分析対象の文章 ▸
= = = =
気道狭窄
小児気管狭窄症は気道に狭窄や閉塞症状を生じ呼吸困難をきたして外科治療の対象となることがあります。小児ではほとんどが先天性の狭窄で、外傷や後天性のものは比較的稀です。
先天性気管狭窄症が気管軟骨の形成異常により生じ、膜様部が存在せずに軟骨が全周を取り囲みます。気管支の分岐異常を合併したり肺動脈による血管輪症を合併することもあります。
後天性気管狭窄症は胸部外傷や気管内挿管チューブや気管切開チューブによる損傷・気道熱傷などで生じ、気管のどの部位にも発症する可能性があります。
先天性気管狭窄症では生後12ヶ月頃から喘鳴やチアノーゼ発作などを生じ、感染を契機に呼吸困難を生じる可能性があります。後天性狭窄症では気管チューブがが抜去できなくなる抜去困難症となることがあります。
= = = =
確認問題 ▸
[a] 気道狭窄についての文章によると、小児の気管狭窄症はほとんどがどのような狭窄ですか。
[b] 気道狭窄についての文章を、最後の文のあとから書き継いでください。
この資料は上の文章とは別のものです。

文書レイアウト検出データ
= = = =
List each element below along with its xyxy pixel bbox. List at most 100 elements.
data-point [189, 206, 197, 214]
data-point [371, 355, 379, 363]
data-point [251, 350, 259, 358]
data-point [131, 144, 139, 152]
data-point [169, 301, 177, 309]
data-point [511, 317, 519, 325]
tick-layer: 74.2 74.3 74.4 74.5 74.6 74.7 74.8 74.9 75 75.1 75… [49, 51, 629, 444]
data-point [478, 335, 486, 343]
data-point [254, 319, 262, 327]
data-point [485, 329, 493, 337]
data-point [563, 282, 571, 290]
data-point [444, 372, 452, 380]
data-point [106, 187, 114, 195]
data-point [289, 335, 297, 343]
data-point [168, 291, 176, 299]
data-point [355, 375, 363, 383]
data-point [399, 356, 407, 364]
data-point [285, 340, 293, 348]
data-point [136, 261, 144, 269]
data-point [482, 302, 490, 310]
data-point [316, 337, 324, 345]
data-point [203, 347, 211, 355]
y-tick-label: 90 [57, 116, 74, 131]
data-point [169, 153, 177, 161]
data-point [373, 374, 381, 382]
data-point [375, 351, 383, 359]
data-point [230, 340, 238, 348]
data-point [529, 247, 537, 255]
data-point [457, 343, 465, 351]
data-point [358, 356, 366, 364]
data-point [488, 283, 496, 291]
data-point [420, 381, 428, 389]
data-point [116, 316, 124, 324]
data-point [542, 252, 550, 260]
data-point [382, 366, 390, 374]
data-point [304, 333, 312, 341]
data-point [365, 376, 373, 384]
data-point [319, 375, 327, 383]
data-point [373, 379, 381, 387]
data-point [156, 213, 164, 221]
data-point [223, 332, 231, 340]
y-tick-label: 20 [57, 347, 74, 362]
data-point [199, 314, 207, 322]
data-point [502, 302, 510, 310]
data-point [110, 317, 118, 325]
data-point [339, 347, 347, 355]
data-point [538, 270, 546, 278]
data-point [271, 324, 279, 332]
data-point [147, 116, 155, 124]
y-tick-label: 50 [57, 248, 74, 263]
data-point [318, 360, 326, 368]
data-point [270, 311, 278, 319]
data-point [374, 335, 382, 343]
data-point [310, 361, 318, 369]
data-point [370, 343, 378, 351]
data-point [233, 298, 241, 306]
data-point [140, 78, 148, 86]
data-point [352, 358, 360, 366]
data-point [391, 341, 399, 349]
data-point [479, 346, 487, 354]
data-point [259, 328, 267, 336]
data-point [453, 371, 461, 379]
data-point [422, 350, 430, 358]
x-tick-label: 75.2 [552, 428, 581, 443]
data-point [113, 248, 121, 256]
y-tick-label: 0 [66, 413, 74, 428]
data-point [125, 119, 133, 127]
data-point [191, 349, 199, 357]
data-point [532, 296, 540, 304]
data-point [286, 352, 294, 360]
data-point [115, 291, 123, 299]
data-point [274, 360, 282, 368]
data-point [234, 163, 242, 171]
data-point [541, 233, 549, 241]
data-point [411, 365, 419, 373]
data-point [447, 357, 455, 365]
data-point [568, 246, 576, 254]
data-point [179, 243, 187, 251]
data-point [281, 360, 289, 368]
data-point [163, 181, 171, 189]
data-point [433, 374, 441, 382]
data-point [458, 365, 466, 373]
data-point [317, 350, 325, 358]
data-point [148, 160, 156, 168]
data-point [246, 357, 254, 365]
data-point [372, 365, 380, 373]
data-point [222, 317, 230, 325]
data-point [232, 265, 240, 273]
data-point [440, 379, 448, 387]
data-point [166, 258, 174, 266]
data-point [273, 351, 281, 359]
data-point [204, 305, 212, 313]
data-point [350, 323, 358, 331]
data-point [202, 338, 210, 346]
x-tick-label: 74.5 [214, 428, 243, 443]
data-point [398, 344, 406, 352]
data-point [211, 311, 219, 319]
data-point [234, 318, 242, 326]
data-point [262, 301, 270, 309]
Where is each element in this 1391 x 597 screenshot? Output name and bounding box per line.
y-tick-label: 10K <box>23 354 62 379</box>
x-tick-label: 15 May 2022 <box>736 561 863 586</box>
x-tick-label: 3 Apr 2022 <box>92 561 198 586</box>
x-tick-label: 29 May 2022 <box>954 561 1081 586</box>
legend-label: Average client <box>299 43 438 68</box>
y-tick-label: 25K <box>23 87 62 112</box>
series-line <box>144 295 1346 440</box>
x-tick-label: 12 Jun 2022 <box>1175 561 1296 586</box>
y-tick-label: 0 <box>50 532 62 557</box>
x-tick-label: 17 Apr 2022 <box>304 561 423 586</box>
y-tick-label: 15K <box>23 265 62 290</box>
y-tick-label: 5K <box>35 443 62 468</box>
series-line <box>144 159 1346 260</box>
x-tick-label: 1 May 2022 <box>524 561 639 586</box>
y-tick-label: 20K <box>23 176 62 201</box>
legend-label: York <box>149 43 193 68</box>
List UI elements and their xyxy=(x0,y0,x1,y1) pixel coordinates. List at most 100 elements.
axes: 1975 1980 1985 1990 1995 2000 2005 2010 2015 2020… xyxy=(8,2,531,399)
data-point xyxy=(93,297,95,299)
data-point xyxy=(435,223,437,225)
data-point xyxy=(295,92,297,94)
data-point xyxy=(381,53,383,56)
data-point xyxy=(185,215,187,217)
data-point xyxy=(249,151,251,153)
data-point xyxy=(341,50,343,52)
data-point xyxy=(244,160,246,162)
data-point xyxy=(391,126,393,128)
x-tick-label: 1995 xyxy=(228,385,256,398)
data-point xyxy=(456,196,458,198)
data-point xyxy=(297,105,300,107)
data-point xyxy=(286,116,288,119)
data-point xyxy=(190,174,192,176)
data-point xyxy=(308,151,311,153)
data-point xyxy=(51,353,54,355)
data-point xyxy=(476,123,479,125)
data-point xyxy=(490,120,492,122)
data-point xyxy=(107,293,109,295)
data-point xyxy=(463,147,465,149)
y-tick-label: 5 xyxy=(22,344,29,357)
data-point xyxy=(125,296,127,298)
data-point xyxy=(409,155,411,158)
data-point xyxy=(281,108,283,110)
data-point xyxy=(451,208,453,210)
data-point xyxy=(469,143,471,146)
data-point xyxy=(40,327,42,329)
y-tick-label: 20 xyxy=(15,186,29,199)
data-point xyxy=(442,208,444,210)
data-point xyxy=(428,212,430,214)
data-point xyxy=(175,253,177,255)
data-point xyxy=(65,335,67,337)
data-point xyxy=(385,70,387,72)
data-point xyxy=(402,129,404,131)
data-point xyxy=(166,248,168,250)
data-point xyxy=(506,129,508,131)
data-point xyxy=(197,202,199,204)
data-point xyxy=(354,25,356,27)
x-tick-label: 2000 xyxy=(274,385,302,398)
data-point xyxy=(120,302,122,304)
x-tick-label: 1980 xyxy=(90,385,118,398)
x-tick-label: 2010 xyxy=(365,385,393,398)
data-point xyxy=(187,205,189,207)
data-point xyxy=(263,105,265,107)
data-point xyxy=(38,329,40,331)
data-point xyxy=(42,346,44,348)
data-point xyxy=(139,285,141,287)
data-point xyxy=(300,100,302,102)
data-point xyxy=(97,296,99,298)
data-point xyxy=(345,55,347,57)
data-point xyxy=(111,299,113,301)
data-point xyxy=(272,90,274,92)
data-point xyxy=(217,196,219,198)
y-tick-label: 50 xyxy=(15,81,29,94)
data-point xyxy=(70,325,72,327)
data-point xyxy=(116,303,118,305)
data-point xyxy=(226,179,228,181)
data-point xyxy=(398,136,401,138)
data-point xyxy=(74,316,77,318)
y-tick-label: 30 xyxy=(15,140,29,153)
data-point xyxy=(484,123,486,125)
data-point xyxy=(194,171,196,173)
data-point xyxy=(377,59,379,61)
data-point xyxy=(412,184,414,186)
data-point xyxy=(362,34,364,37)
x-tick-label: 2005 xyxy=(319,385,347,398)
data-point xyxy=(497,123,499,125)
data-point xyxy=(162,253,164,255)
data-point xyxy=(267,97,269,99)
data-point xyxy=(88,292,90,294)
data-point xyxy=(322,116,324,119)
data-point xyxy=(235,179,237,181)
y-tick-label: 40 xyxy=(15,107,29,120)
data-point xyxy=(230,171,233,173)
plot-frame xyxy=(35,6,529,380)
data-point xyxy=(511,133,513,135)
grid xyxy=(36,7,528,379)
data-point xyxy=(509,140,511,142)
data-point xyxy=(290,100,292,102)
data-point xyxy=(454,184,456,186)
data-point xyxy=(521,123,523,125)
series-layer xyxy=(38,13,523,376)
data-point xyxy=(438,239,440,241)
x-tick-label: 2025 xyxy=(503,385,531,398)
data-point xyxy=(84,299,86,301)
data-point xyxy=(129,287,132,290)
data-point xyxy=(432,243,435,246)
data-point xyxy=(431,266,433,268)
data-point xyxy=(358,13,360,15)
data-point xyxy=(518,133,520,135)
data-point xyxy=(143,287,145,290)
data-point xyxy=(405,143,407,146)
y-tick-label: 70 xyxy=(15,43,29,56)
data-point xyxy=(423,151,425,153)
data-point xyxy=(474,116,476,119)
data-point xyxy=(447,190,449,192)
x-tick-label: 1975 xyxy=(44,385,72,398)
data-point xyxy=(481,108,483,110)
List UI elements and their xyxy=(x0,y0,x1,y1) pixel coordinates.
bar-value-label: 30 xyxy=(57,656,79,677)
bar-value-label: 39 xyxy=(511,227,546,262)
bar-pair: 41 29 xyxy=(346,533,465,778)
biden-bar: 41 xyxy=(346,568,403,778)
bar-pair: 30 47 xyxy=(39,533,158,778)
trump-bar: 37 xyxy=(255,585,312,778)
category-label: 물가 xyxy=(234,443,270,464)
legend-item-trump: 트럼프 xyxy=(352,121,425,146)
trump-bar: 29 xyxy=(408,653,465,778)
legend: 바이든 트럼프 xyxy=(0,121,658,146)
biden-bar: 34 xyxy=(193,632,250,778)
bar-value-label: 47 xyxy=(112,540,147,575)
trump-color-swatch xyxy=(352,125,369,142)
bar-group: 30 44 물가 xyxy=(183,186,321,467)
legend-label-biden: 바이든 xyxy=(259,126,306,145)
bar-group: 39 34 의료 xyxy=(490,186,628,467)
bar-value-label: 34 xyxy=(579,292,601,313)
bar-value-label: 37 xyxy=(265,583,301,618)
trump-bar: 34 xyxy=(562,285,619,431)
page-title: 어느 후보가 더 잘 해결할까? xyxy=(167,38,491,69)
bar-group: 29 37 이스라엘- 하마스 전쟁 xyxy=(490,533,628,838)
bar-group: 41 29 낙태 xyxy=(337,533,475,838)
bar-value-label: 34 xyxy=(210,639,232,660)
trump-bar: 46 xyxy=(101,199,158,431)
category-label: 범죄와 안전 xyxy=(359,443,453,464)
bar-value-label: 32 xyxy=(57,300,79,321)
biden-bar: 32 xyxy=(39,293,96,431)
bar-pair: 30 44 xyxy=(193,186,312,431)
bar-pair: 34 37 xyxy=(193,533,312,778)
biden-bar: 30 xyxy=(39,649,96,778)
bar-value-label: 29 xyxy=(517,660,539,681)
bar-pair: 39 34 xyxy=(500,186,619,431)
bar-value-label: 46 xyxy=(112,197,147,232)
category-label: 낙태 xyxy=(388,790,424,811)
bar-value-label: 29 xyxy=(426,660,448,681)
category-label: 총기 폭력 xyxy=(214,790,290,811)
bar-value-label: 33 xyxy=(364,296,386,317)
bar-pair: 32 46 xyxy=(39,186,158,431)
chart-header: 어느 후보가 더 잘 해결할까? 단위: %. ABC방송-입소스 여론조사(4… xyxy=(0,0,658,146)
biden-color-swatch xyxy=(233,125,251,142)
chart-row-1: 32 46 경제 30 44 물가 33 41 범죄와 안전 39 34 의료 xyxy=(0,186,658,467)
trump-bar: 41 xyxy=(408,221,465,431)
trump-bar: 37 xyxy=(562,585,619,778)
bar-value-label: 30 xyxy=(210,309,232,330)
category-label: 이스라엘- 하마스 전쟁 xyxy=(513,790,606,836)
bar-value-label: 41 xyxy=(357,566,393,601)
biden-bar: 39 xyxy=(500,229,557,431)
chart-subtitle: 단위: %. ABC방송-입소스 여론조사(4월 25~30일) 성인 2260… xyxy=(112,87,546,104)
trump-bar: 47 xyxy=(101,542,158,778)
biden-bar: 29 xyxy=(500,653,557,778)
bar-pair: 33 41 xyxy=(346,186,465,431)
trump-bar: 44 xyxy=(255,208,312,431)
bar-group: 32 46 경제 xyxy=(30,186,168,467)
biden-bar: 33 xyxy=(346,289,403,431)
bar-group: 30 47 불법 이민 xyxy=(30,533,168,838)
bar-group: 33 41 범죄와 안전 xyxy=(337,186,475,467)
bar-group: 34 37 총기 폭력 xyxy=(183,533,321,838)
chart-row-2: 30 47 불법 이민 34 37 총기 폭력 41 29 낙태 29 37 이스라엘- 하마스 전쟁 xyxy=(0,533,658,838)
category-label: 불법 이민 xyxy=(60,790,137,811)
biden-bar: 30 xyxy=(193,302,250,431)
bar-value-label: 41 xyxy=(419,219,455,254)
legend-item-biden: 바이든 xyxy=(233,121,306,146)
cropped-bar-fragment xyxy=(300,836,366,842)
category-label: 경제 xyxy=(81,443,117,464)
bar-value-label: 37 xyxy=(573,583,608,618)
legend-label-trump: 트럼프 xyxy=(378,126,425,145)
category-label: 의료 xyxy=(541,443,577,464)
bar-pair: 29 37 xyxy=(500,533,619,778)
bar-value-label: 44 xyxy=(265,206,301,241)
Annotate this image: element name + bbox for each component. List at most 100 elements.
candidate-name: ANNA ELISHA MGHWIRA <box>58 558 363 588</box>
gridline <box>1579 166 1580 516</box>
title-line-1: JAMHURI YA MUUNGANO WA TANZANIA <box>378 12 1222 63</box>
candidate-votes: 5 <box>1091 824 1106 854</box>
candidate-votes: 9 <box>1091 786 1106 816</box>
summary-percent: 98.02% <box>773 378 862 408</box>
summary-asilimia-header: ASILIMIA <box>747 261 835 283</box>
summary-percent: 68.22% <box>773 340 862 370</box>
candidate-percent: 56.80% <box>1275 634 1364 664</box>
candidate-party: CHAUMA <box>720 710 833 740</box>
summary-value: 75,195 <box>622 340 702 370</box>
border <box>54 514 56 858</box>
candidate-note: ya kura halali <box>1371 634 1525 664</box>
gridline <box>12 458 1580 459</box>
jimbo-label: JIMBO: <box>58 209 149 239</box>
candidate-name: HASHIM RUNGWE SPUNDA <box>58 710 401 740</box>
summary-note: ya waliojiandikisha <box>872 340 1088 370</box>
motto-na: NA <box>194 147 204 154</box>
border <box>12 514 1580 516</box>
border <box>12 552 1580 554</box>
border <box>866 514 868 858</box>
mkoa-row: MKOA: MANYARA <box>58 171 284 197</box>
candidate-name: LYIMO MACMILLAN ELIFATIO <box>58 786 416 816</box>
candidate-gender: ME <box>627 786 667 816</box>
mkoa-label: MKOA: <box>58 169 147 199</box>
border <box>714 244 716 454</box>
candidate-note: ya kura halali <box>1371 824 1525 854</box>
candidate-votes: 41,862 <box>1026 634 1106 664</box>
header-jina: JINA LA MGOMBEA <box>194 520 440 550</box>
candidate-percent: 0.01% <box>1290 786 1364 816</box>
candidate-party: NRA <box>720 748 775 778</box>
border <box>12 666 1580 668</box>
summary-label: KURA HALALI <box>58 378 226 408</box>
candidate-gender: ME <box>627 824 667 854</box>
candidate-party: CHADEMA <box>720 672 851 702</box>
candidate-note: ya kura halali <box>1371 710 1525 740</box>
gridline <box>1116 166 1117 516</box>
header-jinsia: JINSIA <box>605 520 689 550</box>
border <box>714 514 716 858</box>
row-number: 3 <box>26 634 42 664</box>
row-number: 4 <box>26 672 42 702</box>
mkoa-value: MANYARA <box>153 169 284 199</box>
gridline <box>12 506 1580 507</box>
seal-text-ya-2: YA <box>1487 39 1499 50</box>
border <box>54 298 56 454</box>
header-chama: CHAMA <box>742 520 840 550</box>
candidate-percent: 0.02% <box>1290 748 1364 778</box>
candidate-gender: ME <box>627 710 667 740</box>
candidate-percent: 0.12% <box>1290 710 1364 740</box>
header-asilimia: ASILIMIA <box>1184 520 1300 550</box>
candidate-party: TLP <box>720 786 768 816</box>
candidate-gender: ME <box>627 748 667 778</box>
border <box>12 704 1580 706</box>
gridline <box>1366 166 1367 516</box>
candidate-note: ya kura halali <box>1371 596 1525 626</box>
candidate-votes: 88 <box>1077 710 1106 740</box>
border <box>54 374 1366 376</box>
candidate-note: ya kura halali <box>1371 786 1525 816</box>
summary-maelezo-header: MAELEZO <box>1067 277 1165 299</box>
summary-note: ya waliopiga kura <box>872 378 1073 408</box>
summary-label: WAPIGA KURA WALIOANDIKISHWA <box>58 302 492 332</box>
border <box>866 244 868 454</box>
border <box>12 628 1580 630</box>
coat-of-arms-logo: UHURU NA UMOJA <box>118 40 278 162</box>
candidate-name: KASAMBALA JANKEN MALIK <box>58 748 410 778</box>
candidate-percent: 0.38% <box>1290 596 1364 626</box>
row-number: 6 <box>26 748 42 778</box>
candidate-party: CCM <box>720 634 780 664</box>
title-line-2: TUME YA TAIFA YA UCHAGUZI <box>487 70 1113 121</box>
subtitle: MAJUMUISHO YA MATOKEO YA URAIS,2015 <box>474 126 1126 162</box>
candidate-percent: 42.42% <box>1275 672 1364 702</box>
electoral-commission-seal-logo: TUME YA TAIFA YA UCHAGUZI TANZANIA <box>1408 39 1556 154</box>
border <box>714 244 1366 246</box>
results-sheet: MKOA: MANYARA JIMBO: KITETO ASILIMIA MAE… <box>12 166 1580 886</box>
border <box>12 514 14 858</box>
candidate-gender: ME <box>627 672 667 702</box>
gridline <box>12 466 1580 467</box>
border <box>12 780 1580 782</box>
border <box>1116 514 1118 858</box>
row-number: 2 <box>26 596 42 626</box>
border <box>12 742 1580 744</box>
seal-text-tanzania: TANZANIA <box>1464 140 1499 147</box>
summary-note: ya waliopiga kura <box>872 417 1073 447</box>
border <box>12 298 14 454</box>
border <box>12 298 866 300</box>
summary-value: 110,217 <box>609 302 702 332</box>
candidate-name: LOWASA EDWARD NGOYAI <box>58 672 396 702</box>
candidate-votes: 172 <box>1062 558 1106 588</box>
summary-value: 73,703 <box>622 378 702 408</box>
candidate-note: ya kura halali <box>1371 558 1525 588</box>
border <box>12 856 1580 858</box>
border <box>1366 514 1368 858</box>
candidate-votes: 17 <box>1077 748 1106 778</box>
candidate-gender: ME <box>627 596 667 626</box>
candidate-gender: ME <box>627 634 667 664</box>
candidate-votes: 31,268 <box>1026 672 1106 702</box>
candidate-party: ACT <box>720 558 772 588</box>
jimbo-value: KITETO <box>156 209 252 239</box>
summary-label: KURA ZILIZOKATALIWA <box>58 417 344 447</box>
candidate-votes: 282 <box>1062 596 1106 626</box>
= = = =
番号別解答 ▸
[a] 先天性の狭窄です。

[b]
胸部単純 X 線撮影・ CT ・MRI にて診断され、硬性気管支鏡にて狭窄起始部を確認して、末梢気管支の状態を確認します。気管支造影は閉塞症状を生じることがあるため禁忌とされることがあります。
治療として狭窄の程度が軽い場合、気管支拡張薬や抗菌剤の投与にて経過観察されます。外科的治療として狭窄が気管全長の3分の1以下であれば狭窄部を切除して端々吻合したり、3分の1以上であれば自家軟骨や骨膜心膜により気管形成術を行います。狭窄部をバルーンにて拡張したりステントを留置する方法も報告されています。
保存的治療では感染時に気道粘膜が腫脹して窒息を生じることがあるため、感染が疑われた場合には早期から抗菌剤や抗炎症薬の投与を行いつつ気管内挿管を行い、外科手術を行います。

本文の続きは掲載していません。